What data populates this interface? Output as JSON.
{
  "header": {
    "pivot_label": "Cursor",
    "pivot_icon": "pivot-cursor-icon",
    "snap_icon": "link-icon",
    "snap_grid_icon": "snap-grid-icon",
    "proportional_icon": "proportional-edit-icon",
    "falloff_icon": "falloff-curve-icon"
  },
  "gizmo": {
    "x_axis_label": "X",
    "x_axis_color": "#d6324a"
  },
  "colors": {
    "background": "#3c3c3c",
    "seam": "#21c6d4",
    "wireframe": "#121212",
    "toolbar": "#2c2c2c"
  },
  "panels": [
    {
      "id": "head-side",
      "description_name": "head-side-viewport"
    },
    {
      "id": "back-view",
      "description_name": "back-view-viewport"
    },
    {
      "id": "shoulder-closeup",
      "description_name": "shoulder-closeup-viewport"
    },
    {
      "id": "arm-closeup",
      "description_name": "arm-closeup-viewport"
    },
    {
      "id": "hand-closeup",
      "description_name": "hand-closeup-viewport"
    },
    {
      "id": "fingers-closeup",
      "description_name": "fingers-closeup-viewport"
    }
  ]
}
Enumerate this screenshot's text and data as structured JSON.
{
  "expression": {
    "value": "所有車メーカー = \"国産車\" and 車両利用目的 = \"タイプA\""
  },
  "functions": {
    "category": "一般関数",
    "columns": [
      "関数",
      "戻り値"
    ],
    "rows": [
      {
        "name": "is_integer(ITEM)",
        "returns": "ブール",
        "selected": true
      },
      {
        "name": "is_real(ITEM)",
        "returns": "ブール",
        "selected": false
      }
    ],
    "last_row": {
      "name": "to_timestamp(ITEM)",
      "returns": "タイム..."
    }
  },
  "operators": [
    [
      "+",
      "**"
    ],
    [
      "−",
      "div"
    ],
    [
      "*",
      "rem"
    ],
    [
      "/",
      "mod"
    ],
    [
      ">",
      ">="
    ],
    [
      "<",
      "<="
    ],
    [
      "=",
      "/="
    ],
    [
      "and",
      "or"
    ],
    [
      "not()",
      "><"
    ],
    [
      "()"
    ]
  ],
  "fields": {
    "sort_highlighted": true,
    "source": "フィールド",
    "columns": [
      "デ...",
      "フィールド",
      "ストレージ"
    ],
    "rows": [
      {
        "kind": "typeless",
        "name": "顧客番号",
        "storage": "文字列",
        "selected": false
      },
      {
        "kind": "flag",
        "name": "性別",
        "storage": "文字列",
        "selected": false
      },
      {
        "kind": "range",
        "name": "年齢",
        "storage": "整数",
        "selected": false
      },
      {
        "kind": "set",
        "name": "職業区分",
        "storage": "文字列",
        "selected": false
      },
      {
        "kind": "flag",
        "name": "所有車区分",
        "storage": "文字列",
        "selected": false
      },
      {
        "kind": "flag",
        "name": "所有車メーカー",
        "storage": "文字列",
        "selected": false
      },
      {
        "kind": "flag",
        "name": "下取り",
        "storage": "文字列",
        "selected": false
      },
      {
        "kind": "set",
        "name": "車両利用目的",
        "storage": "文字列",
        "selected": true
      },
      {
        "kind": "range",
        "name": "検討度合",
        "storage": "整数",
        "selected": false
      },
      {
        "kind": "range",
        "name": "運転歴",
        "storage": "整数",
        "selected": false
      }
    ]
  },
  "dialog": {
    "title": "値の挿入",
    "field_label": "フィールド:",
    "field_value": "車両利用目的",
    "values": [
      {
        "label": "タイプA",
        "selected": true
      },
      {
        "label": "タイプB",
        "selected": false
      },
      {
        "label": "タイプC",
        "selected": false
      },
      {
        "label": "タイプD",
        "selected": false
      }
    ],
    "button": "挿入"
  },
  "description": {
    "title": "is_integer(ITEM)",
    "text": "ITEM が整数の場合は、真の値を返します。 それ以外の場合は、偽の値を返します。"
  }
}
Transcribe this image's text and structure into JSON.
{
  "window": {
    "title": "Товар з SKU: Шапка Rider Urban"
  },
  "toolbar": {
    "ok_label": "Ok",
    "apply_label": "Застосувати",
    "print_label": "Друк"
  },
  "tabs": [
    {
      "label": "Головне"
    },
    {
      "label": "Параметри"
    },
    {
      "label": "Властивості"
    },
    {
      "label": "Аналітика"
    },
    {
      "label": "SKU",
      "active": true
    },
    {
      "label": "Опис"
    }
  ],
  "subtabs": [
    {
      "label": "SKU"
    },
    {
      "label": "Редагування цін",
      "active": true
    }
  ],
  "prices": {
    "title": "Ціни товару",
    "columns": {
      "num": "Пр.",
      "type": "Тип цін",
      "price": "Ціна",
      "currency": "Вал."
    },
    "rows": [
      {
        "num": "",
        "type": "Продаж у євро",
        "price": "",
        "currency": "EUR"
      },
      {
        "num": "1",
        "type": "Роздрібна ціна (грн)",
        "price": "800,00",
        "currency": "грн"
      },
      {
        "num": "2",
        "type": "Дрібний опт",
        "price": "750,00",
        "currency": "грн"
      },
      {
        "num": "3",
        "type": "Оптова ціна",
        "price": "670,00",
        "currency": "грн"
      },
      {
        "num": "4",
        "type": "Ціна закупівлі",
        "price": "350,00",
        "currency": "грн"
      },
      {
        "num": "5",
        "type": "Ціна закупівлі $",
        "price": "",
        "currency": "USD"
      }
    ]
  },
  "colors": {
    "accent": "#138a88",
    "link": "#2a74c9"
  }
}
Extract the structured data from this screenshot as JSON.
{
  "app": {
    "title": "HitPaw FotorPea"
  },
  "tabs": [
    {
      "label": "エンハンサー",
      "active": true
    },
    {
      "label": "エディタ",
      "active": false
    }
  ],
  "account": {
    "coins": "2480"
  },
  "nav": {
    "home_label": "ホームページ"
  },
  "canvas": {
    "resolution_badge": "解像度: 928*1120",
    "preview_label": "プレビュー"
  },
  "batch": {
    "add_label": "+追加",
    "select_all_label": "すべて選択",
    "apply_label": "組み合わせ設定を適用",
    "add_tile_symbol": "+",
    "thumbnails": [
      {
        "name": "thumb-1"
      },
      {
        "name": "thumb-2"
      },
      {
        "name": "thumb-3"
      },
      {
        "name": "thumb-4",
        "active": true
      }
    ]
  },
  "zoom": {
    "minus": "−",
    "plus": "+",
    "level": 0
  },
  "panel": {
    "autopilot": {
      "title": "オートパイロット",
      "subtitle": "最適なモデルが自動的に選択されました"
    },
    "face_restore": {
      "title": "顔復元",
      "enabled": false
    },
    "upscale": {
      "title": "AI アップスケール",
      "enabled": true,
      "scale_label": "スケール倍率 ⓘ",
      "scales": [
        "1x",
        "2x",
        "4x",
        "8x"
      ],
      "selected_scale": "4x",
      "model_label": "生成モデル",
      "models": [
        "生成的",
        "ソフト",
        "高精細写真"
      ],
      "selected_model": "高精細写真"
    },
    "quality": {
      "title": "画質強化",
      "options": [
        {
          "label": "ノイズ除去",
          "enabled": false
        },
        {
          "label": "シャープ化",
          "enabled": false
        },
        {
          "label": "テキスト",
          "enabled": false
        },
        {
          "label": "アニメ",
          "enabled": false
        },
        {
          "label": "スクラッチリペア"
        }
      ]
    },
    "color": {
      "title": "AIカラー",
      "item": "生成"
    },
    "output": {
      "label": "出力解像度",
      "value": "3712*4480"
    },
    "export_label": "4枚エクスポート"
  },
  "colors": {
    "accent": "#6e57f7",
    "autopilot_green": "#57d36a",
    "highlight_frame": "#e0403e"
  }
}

____

Written task:
Recite the full listing above exactly.

Answer to this task:
What data populates this interface? Output as JSON.
{
  "header": {
    "pivot_label": "Cursor",
    "pivot_icon": "pivot-cursor-icon",
    "snap_icon": "link-icon",
    "snap_grid_icon": "snap-grid-icon",
    "proportional_icon": "proportional-edit-icon",
    "falloff_icon": "falloff-curve-icon"
  },
  "gizmo": {
    "x_axis_label": "X",
    "x_axis_color": "#d6324a"
  },
  "colors": {
    "background": "#3c3c3c",
    "seam": "#21c6d4",
    "wireframe": "#121212",
    "toolbar": "#2c2c2c"
  },
  "panels": [
    {
      "id": "head-side",
      "description_name": "head-side-viewport"
    },
    {
      "id": "back-view",
      "description_name": "back-view-viewport"
    },
    {
      "id": "shoulder-closeup",
      "description_name": "shoulder-closeup-viewport"
    },
    {
      "id": "arm-closeup",
      "description_name": "arm-closeup-viewport"
    },
    {
      "id": "hand-closeup",
      "description_name": "hand-closeup-viewport"
    },
    {
      "id": "fingers-closeup",
      "description_name": "fingers-closeup-viewport"
    }
  ]
}
Enumerate this screenshot's text and data as structured JSON.
{
  "expression": {
    "value": "所有車メーカー = \"国産車\" and 車両利用目的 = \"タイプA\""
  },
  "functions": {
    "category": "一般関数",
    "columns": [
      "関数",
      "戻り値"
    ],
    "rows": [
      {
        "name": "is_integer(ITEM)",
        "returns": "ブール",
        "selected": true
      },
      {
        "name": "is_real(ITEM)",
        "returns": "ブール",
        "selected": false
      }
    ],
    "last_row": {
      "name": "to_timestamp(ITEM)",
      "returns": "タイム..."
    }
  },
  "operators": [
    [
      "+",
      "**"
    ],
    [
      "−",
      "div"
    ],
    [
      "*",
      "rem"
    ],
    [
      "/",
      "mod"
    ],
    [
      ">",
      ">="
    ],
    [
      "<",
      "<="
    ],
    [
      "=",
      "/="
    ],
    [
      "and",
      "or"
    ],
    [
      "not()",
      "><"
    ],
    [
      "()"
    ]
  ],
  "fields": {
    "sort_highlighted": true,
    "source": "フィールド",
    "columns": [
      "デ...",
      "フィールド",
      "ストレージ"
    ],
    "rows": [
      {
        "kind": "typeless",
        "name": "顧客番号",
        "storage": "文字列",
        "selected": false
      },
      {
        "kind": "flag",
        "name": "性別",
        "storage": "文字列",
        "selected": false
      },
      {
        "kind": "range",
        "name": "年齢",
        "storage": "整数",
        "selected": false
      },
      {
        "kind": "set",
        "name": "職業区分",
        "storage": "文字列",
        "selected": false
      },
      {
        "kind": "flag",
        "name": "所有車区分",
        "storage": "文字列",
        "selected": false
      },
      {
        "kind": "flag",
        "name": "所有車メーカー",
        "storage": "文字列",
        "selected": false
      },
      {
        "kind": "flag",
        "name": "下取り",
        "storage": "文字列",
        "selected": false
      },
      {
        "kind": "set",
        "name": "車両利用目的",
        "storage": "文字列",
        "selected": true
      },
      {
        "kind": "range",
        "name": "検討度合",
        "storage": "整数",
        "selected": false
      },
      {
        "kind": "range",
        "name": "運転歴",
        "storage": "整数",
        "selected": false
      }
    ]
  },
  "dialog": {
    "title": "値の挿入",
    "field_label": "フィールド:",
    "field_value": "車両利用目的",
    "values": [
      {
        "label": "タイプA",
        "selected": true
      },
      {
        "label": "タイプB",
        "selected": false
      },
      {
        "label": "タイプC",
        "selected": false
      },
      {
        "label": "タイプD",
        "selected": false
      }
    ],
    "button": "挿入"
  },
  "description": {
    "title": "is_integer(ITEM)",
    "text": "ITEM が整数の場合は、真の値を返します。 それ以外の場合は、偽の値を返します。"
  }
}
Transcribe this image's text and structure into JSON.
{
  "window": {
    "title": "Товар з SKU: Шапка Rider Urban"
  },
  "toolbar": {
    "ok_label": "Ok",
    "apply_label": "Застосувати",
    "print_label": "Друк"
  },
  "tabs": [
    {
      "label": "Головне"
    },
    {
      "label": "Параметри"
    },
    {
      "label": "Властивості"
    },
    {
      "label": "Аналітика"
    },
    {
      "label": "SKU",
      "active": true
    },
    {
      "label": "Опис"
    }
  ],
  "subtabs": [
    {
      "label": "SKU"
    },
    {
      "label": "Редагування цін",
      "active": true
    }
  ],
  "prices": {
    "title": "Ціни товару",
    "columns": {
      "num": "Пр.",
      "type": "Тип цін",
      "price": "Ціна",
      "currency": "Вал."
    },
    "rows": [
      {
        "num": "",
        "type": "Продаж у євро",
        "price": "",
        "currency": "EUR"
      },
      {
        "num": "1",
        "type": "Роздрібна ціна (грн)",
        "price": "800,00",
        "currency": "грн"
      },
      {
        "num": "2",
        "type": "Дрібний опт",
        "price": "750,00",
        "currency": "грн"
      },
      {
        "num": "3",
        "type": "Оптова ціна",
        "price": "670,00",
        "currency": "грн"
      },
      {
        "num": "4",
        "type": "Ціна закупівлі",
        "price": "350,00",
        "currency": "грн"
      },
      {
        "num": "5",
        "type": "Ціна закупівлі $",
        "price": "",
        "currency": "USD"
      }
    ]
  },
  "colors": {
    "accent": "#138a88",
    "link": "#2a74c9"
  }
}
Extract the structured data from this screenshot as JSON.
{
  "app": {
    "title": "HitPaw FotorPea"
  },
  "tabs": [
    {
      "label": "エンハンサー",
      "active": true
    },
    {
      "label": "エディタ",
      "active": false
    }
  ],
  "account": {
    "coins": "2480"
  },
  "nav": {
    "home_label": "ホームページ"
  },
  "canvas": {
    "resolution_badge": "解像度: 928*1120",
    "preview_label": "プレビュー"
  },
  "batch": {
    "add_label": "+追加",
    "select_all_label": "すべて選択",
    "apply_label": "組み合わせ設定を適用",
    "add_tile_symbol": "+",
    "thumbnails": [
      {
        "name": "thumb-1"
      },
      {
        "name": "thumb-2"
      },
      {
        "name": "thumb-3"
      },
      {
        "name": "thumb-4",
        "active": true
      }
    ]
  },
  "zoom": {
    "minus": "−",
    "plus": "+",
    "level": 0
  },
  "panel": {
    "autopilot": {
      "title": "オートパイロット",
      "subtitle": "最適なモデルが自動的に選択されました"
    },
    "face_restore": {
      "title": "顔復元",
      "enabled": false
    },
    "upscale": {
      "title": "AI アップスケール",
      "enabled": true,
      "scale_label": "スケール倍率 ⓘ",
      "scales": [
        "1x",
        "2x",
        "4x",
        "8x"
      ],
      "selected_scale": "4x",
      "model_label": "生成モデル",
      "models": [
        "生成的",
        "ソフト",
        "高精細写真"
      ],
      "selected_model": "高精細写真"
    },
    "quality": {
      "title": "画質強化",
      "options": [
        {
          "label": "ノイズ除去",
          "enabled": false
        },
        {
          "label": "シャープ化",
          "enabled": false
        },
        {
          "label": "テキスト",
          "enabled": false
        },
        {
          "label": "アニメ",
          "enabled": false
        },
        {
          "label": "スクラッチリペア"
        }
      ]
    },
    "color": {
      "title": "AIカラー",
      "item": "生成"
    },
    "output": {
      "label": "出力解像度",
      "value": "3712*4480"
    },
    "export_label": "4枚エクスポート"
  },
  "colors": {
    "accent": "#6e57f7",
    "autopilot_green": "#57d36a",
    "highlight_frame": "#e0403e"
  }
}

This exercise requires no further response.